Your objective
Return a copy of every line in the records that includes the word "EDUCATION".

Material shown
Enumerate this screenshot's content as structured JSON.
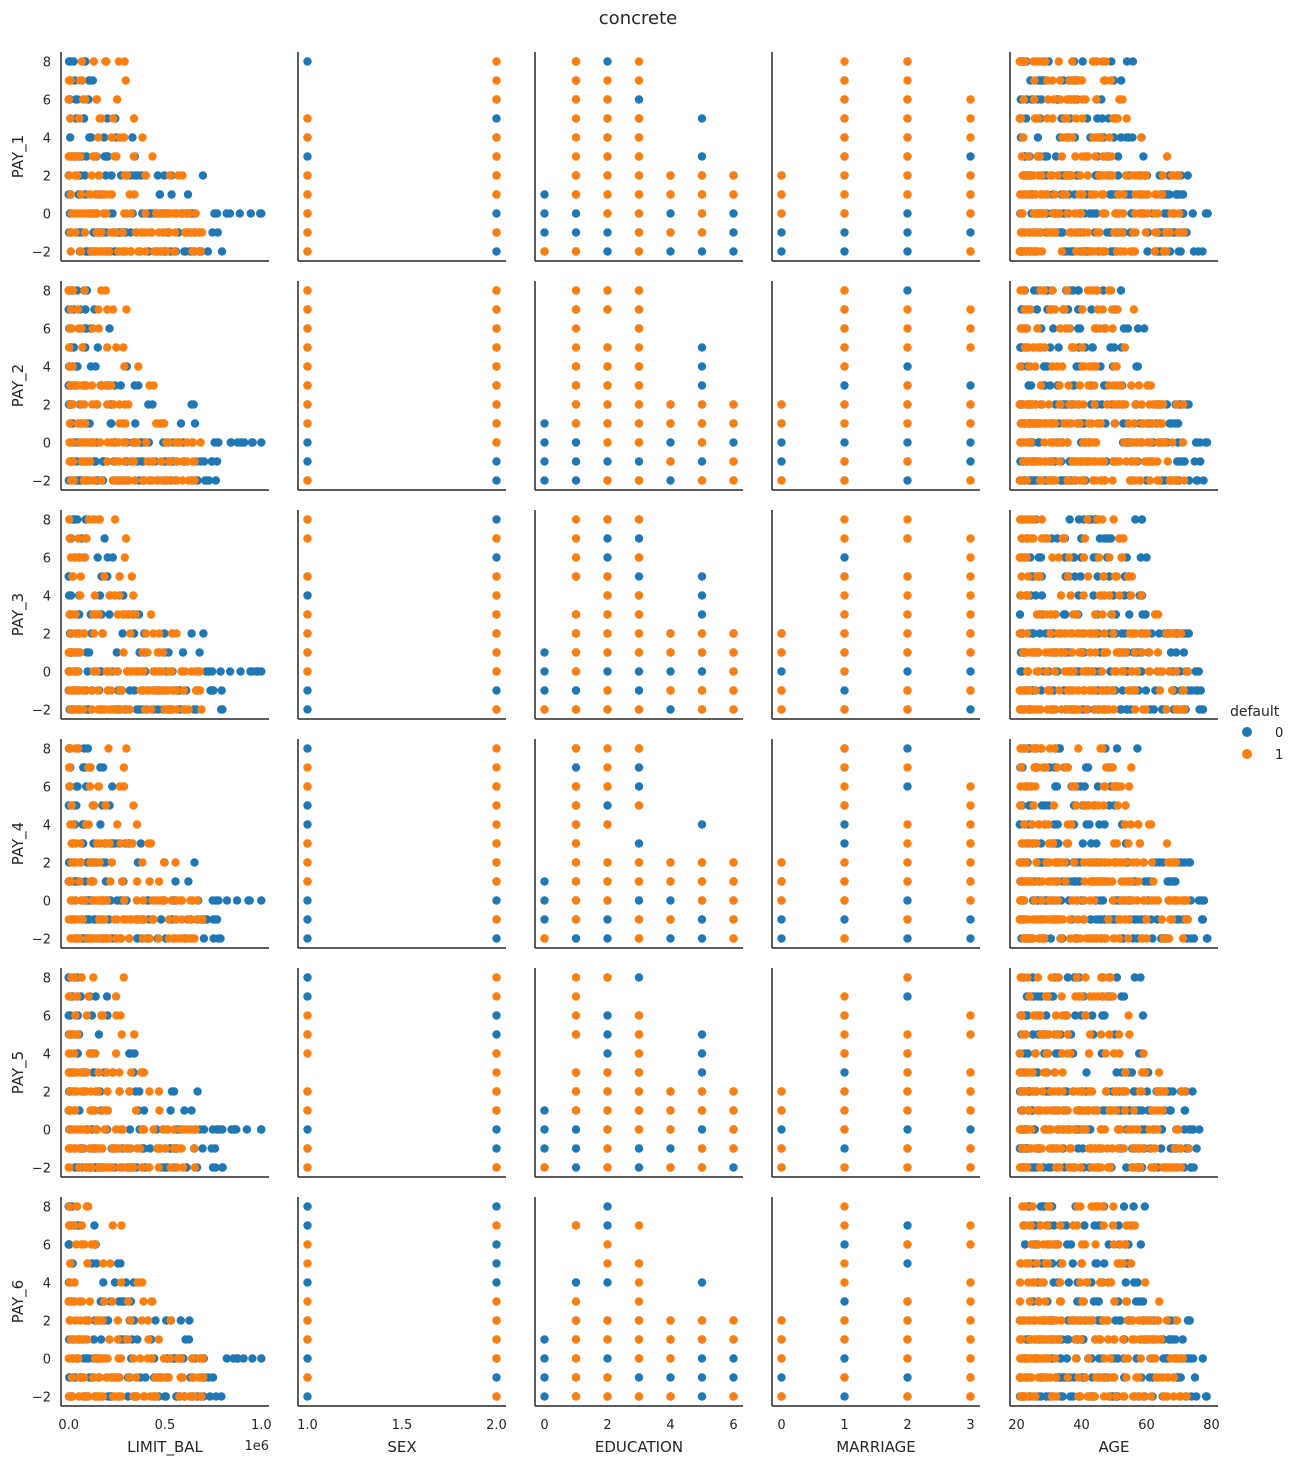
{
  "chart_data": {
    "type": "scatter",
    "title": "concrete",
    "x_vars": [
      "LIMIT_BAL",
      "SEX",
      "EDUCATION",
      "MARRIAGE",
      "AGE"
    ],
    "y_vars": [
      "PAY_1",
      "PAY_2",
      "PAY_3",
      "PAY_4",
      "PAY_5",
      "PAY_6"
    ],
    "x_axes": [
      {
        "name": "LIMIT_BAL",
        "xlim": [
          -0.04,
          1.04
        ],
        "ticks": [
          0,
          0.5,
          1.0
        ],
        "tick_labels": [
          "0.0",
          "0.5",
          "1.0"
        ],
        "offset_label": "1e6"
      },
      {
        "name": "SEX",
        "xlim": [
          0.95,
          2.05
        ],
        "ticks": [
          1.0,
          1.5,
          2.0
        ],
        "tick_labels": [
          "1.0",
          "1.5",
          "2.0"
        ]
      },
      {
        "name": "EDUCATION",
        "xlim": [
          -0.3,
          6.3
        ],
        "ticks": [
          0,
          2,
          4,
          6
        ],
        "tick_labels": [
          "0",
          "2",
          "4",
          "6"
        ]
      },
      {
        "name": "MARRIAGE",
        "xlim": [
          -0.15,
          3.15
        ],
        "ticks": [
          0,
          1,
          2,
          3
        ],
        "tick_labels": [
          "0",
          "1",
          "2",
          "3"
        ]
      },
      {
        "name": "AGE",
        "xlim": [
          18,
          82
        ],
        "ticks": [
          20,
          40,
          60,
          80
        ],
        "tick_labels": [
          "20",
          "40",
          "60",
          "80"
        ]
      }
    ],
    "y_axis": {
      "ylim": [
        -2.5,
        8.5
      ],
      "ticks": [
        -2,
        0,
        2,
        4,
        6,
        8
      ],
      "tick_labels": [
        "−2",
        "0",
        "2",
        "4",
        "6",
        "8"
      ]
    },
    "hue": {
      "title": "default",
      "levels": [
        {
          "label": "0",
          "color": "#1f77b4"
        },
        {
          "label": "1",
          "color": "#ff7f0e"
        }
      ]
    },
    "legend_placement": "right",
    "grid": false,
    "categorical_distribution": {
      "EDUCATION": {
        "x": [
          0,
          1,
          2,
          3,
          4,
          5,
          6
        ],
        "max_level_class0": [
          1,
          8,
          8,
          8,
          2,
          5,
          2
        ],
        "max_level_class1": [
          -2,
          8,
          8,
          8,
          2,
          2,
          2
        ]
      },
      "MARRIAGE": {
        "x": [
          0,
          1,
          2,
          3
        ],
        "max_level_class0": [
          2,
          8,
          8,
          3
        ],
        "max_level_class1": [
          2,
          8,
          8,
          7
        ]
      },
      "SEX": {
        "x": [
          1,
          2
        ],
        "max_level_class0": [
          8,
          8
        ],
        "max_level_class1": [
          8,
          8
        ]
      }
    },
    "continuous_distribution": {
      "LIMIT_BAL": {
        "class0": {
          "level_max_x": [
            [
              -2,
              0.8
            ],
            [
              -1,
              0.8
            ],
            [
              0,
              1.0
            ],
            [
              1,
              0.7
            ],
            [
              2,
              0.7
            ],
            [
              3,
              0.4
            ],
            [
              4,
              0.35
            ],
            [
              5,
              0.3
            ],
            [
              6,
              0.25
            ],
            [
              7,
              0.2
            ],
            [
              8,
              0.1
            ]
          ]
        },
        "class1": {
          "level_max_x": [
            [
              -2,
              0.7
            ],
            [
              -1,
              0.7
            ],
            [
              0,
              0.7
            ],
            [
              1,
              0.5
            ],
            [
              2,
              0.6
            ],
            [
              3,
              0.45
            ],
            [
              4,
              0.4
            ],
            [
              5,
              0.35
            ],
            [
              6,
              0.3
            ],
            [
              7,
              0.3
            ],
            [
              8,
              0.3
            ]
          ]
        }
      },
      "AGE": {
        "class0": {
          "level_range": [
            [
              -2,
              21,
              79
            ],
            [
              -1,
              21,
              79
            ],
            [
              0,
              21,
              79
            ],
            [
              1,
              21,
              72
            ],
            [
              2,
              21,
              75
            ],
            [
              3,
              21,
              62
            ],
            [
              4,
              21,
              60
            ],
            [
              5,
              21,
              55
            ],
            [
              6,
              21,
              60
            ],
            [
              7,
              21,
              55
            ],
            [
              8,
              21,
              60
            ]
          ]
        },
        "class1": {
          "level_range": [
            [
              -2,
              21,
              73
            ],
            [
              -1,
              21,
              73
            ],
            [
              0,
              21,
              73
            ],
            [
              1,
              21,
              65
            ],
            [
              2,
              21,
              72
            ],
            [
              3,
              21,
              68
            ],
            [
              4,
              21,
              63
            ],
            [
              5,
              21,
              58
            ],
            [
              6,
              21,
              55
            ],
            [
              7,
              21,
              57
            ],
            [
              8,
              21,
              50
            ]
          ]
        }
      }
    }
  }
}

Completed task
      "EDUCATION",
        "name": "EDUCATION",
      "EDUCATION": {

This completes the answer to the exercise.